EXERCISE AIM:
Rewrite the lines below as a numbered list, omitting any blank lines.

---------- LISTED RECORDS ----------

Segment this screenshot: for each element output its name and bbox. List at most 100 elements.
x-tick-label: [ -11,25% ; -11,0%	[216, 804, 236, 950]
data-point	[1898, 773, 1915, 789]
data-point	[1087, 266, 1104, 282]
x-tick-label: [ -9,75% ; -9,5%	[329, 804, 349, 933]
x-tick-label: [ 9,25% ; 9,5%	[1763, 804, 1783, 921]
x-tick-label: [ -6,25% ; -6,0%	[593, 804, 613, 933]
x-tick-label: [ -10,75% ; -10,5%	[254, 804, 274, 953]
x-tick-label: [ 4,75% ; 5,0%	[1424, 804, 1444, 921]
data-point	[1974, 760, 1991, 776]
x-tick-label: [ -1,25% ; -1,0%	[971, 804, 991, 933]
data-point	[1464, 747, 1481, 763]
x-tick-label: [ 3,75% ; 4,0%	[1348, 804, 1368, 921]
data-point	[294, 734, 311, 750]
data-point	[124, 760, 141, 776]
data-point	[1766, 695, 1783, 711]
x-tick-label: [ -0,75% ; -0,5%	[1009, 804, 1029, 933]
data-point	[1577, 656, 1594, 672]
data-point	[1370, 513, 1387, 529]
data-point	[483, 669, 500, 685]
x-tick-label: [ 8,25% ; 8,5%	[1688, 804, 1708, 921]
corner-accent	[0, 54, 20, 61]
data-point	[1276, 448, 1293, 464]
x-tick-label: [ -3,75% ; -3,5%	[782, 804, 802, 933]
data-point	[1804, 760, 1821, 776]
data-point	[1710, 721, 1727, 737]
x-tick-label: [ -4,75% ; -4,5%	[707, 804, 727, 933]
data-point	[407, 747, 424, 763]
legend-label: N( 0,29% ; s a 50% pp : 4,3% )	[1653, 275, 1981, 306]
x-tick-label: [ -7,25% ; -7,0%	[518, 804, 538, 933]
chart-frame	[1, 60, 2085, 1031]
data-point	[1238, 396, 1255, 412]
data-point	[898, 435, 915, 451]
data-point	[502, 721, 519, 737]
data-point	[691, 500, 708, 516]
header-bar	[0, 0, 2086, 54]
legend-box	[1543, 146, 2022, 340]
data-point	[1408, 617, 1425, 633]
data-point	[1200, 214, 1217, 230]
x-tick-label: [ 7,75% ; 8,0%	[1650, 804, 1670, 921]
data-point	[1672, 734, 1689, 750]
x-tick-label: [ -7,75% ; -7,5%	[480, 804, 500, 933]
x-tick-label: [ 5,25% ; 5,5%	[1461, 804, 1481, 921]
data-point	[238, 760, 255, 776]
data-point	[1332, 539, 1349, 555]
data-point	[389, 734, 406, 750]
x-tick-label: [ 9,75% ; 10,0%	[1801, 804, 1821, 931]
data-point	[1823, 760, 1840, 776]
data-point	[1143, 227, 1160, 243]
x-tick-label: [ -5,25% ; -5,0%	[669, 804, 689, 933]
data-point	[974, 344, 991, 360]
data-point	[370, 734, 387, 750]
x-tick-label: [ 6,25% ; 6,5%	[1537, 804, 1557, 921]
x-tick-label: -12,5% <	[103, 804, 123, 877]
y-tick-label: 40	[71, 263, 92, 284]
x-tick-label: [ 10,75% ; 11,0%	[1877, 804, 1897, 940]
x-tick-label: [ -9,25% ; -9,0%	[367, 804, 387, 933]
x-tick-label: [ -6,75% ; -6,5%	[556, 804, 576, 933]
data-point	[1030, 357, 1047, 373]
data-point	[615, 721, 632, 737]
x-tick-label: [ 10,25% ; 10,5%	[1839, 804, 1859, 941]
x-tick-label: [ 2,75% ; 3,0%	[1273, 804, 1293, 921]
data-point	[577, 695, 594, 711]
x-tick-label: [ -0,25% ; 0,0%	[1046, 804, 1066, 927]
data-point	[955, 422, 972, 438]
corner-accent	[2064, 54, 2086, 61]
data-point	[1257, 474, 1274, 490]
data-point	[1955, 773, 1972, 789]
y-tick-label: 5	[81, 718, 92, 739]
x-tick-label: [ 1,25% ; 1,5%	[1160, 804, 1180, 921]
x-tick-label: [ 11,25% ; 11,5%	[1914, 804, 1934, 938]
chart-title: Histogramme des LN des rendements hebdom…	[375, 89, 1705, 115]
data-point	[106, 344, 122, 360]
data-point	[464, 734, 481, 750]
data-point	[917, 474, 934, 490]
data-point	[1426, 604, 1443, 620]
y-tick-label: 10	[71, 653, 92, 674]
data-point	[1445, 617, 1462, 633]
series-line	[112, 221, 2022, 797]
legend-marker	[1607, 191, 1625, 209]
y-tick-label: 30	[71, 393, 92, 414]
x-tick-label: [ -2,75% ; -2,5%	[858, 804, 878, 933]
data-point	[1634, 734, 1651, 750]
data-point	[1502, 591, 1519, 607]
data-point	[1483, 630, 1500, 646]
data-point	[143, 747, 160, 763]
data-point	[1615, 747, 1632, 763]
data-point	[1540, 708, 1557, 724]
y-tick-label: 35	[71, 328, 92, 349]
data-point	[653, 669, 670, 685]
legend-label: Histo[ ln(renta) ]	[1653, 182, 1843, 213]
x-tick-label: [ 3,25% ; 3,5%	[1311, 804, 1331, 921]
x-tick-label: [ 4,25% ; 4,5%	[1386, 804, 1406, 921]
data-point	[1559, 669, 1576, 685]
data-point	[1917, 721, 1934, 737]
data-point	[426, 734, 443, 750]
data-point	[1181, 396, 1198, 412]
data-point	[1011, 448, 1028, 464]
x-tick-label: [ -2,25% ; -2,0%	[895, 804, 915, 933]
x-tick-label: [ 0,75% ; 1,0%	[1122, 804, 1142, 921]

----------

WRITTEN RESPONSE:
1. Segment this screenshot: for each element output its name and bbox. List at most 100 elements.
2. x-tick-label: [ -11,25% ; -11,0%	[216, 804, 236, 950]
3. data-point	[1898, 773, 1915, 789]
4. data-point	[1087, 266, 1104, 282]
5. x-tick-label: [ -9,75% ; -9,5%	[329, 804, 349, 933]
6. x-tick-label: [ 9,25% ; 9,5%	[1763, 804, 1783, 921]
7. x-tick-label: [ -6,25% ; -6,0%	[593, 804, 613, 933]
8. x-tick-label: [ -10,75% ; -10,5%	[254, 804, 274, 953]
9. x-tick-label: [ 4,75% ; 5,0%	[1424, 804, 1444, 921]
10. data-point	[1974, 760, 1991, 776]
11. x-tick-label: [ -1,25% ; -1,0%	[971, 804, 991, 933]
12. data-point	[1464, 747, 1481, 763]
13. x-tick-label: [ 3,75% ; 4,0%	[1348, 804, 1368, 921]
14. data-point	[294, 734, 311, 750]
15. data-point	[124, 760, 141, 776]
16. data-point	[1766, 695, 1783, 711]
17. x-tick-label: [ -0,75% ; -0,5%	[1009, 804, 1029, 933]
18. data-point	[1577, 656, 1594, 672]
19. data-point	[1370, 513, 1387, 529]
20. data-point	[483, 669, 500, 685]
21. x-tick-label: [ 8,25% ; 8,5%	[1688, 804, 1708, 921]
22. corner-accent	[0, 54, 20, 61]
23. data-point	[1276, 448, 1293, 464]
24. x-tick-label: [ -3,75% ; -3,5%	[782, 804, 802, 933]
25. data-point	[1804, 760, 1821, 776]
26. data-point	[1710, 721, 1727, 737]
27. x-tick-label: [ -4,75% ; -4,5%	[707, 804, 727, 933]
28. data-point	[407, 747, 424, 763]
29. legend-label: N( 0,29% ; s a 50% pp : 4,3% )	[1653, 275, 1981, 306]
30. x-tick-label: [ -7,25% ; -7,0%	[518, 804, 538, 933]
31. chart-frame	[1, 60, 2085, 1031]
32. data-point	[1238, 396, 1255, 412]
33. data-point	[898, 435, 915, 451]
34. data-point	[502, 721, 519, 737]
35. data-point	[691, 500, 708, 516]
36. header-bar	[0, 0, 2086, 54]
37. legend-box	[1543, 146, 2022, 340]
38. data-point	[1408, 617, 1425, 633]
39. data-point	[1200, 214, 1217, 230]
40. x-tick-label: [ 7,75% ; 8,0%	[1650, 804, 1670, 921]
41. data-point	[1672, 734, 1689, 750]
42. x-tick-label: [ -7,75% ; -7,5%	[480, 804, 500, 933]
43. x-tick-label: [ 5,25% ; 5,5%	[1461, 804, 1481, 921]
44. data-point	[238, 760, 255, 776]
45. data-point	[1332, 539, 1349, 555]
46. data-point	[389, 734, 406, 750]
47. x-tick-label: [ 9,75% ; 10,0%	[1801, 804, 1821, 931]
48. data-point	[1823, 760, 1840, 776]
49. data-point	[1143, 227, 1160, 243]
50. x-tick-label: [ -5,25% ; -5,0%	[669, 804, 689, 933]
51. data-point	[974, 344, 991, 360]
52. data-point	[370, 734, 387, 750]
53. x-tick-label: [ 6,25% ; 6,5%	[1537, 804, 1557, 921]
54. x-tick-label: -12,5% <	[103, 804, 123, 877]
55. y-tick-label: 40	[71, 263, 92, 284]
56. x-tick-label: [ 10,75% ; 11,0%	[1877, 804, 1897, 940]
57. x-tick-label: [ -9,25% ; -9,0%	[367, 804, 387, 933]
58. x-tick-label: [ -6,75% ; -6,5%	[556, 804, 576, 933]
59. data-point	[1030, 357, 1047, 373]
60. data-point	[615, 721, 632, 737]
61. x-tick-label: [ 10,25% ; 10,5%	[1839, 804, 1859, 941]
62. x-tick-label: [ 2,75% ; 3,0%	[1273, 804, 1293, 921]
63. data-point	[577, 695, 594, 711]
64. x-tick-label: [ -0,25% ; 0,0%	[1046, 804, 1066, 927]
65. data-point	[955, 422, 972, 438]
66. corner-accent	[2064, 54, 2086, 61]
67. data-point	[1257, 474, 1274, 490]
68. data-point	[1955, 773, 1972, 789]
69. y-tick-label: 5	[81, 718, 92, 739]
70. x-tick-label: [ 1,25% ; 1,5%	[1160, 804, 1180, 921]
71. x-tick-label: [ 11,25% ; 11,5%	[1914, 804, 1934, 938]
72. chart-title: Histogramme des LN des rendements hebdom…	[375, 89, 1705, 115]
73. data-point	[106, 344, 122, 360]
74. data-point	[464, 734, 481, 750]
75. data-point	[917, 474, 934, 490]
76. data-point	[1426, 604, 1443, 620]
77. y-tick-label: 10	[71, 653, 92, 674]
78. data-point	[1445, 617, 1462, 633]
79. series-line	[112, 221, 2022, 797]
80. legend-marker	[1607, 191, 1625, 209]
81. y-tick-label: 30	[71, 393, 92, 414]
82. x-tick-label: [ -2,75% ; -2,5%	[858, 804, 878, 933]
83. data-point	[1634, 734, 1651, 750]
84. data-point	[1502, 591, 1519, 607]
85. data-point	[1483, 630, 1500, 646]
86. data-point	[143, 747, 160, 763]
87. data-point	[1615, 747, 1632, 763]
88. data-point	[1540, 708, 1557, 724]
89. y-tick-label: 35	[71, 328, 92, 349]
90. data-point	[653, 669, 670, 685]
91. legend-label: Histo[ ln(renta) ]	[1653, 182, 1843, 213]
92. x-tick-label: [ 3,25% ; 3,5%	[1311, 804, 1331, 921]
93. x-tick-label: [ 4,25% ; 4,5%	[1386, 804, 1406, 921]
94. data-point	[1559, 669, 1576, 685]
95. data-point	[1917, 721, 1934, 737]
96. data-point	[426, 734, 443, 750]
97. data-point	[1181, 396, 1198, 412]
98. data-point	[1011, 448, 1028, 464]
99. x-tick-label: [ -2,25% ; -2,0%	[895, 804, 915, 933]
100. x-tick-label: [ 0,75% ; 1,0%	[1122, 804, 1142, 921]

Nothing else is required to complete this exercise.